▶ [Goal] Sort through the data and copy the lines holding the word "right".

▶ [Extracted information]
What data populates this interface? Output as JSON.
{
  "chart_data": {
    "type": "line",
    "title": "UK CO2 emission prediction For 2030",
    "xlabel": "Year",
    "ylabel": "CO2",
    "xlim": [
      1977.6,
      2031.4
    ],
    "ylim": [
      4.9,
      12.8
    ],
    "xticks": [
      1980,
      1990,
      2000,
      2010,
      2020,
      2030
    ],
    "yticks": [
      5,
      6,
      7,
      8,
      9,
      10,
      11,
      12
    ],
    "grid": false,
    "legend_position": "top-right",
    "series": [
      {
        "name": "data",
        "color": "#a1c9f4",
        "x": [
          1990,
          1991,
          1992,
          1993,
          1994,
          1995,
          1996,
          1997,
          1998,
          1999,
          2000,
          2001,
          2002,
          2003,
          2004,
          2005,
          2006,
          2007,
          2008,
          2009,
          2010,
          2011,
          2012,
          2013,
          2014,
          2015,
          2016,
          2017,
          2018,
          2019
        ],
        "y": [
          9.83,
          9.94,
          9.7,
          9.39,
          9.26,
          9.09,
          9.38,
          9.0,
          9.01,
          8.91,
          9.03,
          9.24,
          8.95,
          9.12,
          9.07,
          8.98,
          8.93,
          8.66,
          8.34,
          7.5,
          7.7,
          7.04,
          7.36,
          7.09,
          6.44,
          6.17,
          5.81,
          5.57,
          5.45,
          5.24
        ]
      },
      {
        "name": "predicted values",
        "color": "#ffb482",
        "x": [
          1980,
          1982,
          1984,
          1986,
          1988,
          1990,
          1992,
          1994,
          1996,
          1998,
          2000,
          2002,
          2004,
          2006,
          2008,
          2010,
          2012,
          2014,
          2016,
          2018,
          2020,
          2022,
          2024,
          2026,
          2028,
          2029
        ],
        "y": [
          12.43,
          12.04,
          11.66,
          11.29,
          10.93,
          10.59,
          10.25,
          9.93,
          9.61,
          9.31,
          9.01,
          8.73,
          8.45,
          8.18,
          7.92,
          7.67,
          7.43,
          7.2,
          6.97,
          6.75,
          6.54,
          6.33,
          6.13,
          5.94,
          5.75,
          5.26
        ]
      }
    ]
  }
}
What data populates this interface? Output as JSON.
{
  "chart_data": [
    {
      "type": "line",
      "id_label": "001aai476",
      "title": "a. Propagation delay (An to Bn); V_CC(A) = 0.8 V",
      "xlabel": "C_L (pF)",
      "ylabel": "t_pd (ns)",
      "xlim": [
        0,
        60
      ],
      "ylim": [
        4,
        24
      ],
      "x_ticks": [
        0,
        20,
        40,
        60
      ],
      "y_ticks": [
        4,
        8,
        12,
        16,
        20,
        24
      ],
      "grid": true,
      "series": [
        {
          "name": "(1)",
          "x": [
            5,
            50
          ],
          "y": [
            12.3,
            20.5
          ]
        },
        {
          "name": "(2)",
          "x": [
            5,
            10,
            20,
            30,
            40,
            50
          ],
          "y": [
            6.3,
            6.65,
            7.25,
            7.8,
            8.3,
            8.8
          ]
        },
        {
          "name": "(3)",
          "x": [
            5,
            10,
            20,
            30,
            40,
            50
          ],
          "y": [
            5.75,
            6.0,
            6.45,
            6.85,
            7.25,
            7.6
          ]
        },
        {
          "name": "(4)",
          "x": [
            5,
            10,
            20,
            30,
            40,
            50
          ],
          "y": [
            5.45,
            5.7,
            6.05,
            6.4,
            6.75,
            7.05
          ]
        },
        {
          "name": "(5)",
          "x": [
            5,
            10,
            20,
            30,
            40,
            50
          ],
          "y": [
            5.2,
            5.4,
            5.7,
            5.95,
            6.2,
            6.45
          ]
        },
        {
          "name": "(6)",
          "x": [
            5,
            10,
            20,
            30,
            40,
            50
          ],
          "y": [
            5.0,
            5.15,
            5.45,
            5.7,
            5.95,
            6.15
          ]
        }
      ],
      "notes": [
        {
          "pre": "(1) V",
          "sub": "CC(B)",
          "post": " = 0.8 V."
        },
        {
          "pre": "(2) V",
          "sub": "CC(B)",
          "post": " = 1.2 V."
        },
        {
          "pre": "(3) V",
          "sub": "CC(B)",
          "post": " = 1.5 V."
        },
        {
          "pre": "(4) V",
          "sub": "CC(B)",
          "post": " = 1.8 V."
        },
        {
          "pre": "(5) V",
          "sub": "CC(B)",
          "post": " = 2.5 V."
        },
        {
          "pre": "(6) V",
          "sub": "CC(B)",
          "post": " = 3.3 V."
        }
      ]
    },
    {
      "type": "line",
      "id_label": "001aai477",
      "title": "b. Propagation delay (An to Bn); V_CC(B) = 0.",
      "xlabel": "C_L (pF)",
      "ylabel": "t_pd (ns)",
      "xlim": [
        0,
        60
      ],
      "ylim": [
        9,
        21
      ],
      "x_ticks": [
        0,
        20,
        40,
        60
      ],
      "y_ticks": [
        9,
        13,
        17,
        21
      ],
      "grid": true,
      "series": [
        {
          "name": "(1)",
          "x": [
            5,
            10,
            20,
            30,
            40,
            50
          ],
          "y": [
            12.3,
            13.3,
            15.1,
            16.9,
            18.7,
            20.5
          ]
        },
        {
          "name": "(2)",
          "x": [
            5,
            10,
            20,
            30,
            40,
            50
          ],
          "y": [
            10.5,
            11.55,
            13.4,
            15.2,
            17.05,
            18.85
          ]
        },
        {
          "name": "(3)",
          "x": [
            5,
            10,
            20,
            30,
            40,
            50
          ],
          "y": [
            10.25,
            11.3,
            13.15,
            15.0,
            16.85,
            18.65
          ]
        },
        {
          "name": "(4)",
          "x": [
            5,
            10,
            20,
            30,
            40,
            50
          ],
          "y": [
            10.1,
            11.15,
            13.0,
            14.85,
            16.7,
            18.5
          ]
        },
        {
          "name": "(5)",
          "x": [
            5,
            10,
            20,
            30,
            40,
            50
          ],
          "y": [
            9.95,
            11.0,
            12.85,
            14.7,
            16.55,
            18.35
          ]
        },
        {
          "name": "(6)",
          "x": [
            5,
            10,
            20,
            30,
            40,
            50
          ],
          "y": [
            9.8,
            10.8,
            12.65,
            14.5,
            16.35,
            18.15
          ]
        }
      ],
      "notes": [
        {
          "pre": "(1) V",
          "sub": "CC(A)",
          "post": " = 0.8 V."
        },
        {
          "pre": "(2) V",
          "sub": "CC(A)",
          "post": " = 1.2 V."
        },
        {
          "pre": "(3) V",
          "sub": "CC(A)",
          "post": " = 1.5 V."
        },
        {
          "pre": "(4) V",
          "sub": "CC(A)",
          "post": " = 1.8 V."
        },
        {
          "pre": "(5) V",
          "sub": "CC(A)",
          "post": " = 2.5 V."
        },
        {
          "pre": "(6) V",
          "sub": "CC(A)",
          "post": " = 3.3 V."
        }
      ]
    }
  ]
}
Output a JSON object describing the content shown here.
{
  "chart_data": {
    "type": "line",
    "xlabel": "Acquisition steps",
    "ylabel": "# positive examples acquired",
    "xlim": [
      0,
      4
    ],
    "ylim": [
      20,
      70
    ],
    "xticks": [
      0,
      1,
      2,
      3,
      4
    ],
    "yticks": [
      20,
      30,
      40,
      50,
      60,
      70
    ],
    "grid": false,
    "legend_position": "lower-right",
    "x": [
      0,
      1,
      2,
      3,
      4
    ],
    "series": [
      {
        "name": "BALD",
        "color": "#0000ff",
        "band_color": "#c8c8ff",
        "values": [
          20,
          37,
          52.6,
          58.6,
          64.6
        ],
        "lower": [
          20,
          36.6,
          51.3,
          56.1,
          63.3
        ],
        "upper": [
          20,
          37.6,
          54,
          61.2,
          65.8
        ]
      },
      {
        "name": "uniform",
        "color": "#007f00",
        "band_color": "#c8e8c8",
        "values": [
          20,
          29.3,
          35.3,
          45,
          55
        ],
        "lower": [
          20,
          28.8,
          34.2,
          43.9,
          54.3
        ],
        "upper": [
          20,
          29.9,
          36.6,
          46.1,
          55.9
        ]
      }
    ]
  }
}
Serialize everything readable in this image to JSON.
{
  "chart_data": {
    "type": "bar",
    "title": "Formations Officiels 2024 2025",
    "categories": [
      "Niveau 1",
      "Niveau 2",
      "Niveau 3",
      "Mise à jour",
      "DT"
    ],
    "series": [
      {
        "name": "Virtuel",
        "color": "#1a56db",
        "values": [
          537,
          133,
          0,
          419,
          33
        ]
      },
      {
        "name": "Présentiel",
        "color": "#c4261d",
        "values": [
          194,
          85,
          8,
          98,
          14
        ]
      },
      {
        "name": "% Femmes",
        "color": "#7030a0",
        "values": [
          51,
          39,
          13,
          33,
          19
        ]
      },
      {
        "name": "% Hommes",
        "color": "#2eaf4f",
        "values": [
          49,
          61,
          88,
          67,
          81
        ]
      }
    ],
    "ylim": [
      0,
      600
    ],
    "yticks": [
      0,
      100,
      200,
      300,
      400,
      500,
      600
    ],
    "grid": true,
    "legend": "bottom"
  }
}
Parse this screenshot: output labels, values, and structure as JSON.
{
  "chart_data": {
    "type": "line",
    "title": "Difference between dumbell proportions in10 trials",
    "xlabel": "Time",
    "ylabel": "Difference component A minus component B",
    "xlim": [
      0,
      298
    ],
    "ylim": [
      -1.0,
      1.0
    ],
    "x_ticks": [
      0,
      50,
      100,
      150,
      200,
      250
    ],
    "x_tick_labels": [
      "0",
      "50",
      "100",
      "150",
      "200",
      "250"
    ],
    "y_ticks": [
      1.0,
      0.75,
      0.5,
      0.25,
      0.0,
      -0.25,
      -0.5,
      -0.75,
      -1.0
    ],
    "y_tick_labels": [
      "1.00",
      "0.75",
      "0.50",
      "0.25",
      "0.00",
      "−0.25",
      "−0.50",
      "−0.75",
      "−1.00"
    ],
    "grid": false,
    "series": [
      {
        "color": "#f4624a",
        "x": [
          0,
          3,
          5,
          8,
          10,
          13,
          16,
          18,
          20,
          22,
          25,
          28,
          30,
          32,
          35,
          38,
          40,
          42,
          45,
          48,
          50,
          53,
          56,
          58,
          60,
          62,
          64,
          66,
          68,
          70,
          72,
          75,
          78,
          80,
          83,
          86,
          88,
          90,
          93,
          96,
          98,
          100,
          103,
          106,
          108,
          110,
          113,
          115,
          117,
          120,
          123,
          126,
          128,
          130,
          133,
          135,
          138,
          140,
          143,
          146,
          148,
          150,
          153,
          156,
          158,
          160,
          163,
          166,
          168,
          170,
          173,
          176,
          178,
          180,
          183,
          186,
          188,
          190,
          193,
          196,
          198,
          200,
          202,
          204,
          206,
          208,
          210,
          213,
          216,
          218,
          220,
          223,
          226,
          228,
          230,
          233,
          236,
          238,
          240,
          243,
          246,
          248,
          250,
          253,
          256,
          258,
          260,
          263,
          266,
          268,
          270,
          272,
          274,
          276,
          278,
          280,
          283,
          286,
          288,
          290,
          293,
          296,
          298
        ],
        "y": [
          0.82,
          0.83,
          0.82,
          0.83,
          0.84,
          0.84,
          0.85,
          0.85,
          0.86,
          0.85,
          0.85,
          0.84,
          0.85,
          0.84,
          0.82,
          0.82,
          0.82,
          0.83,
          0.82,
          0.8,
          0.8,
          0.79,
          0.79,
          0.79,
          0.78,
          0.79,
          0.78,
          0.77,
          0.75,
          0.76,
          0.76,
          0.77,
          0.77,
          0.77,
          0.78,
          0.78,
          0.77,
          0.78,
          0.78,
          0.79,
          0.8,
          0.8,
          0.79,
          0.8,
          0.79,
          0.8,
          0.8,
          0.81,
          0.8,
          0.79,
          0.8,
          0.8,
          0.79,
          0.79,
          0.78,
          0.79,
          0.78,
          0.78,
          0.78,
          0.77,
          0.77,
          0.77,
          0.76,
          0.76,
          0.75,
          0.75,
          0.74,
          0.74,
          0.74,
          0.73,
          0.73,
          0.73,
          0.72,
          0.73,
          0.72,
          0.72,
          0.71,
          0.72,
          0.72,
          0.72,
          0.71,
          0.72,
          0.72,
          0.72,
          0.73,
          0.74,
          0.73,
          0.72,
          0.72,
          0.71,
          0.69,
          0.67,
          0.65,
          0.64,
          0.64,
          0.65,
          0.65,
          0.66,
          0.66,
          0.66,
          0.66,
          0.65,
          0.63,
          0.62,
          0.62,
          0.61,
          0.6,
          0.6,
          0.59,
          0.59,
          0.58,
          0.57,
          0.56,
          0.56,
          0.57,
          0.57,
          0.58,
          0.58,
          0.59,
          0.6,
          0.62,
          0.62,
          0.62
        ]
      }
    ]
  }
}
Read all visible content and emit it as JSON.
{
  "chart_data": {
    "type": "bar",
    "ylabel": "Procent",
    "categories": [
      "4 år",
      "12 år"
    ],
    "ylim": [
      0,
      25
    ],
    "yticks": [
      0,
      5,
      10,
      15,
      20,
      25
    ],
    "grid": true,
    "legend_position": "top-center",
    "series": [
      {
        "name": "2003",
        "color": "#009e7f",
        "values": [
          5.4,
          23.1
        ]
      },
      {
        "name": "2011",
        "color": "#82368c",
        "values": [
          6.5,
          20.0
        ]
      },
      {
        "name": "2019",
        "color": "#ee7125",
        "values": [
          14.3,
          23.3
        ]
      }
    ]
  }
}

▶ [Expected answer]
    "legend_position": "top-right",
    "legend_position": "lower-right",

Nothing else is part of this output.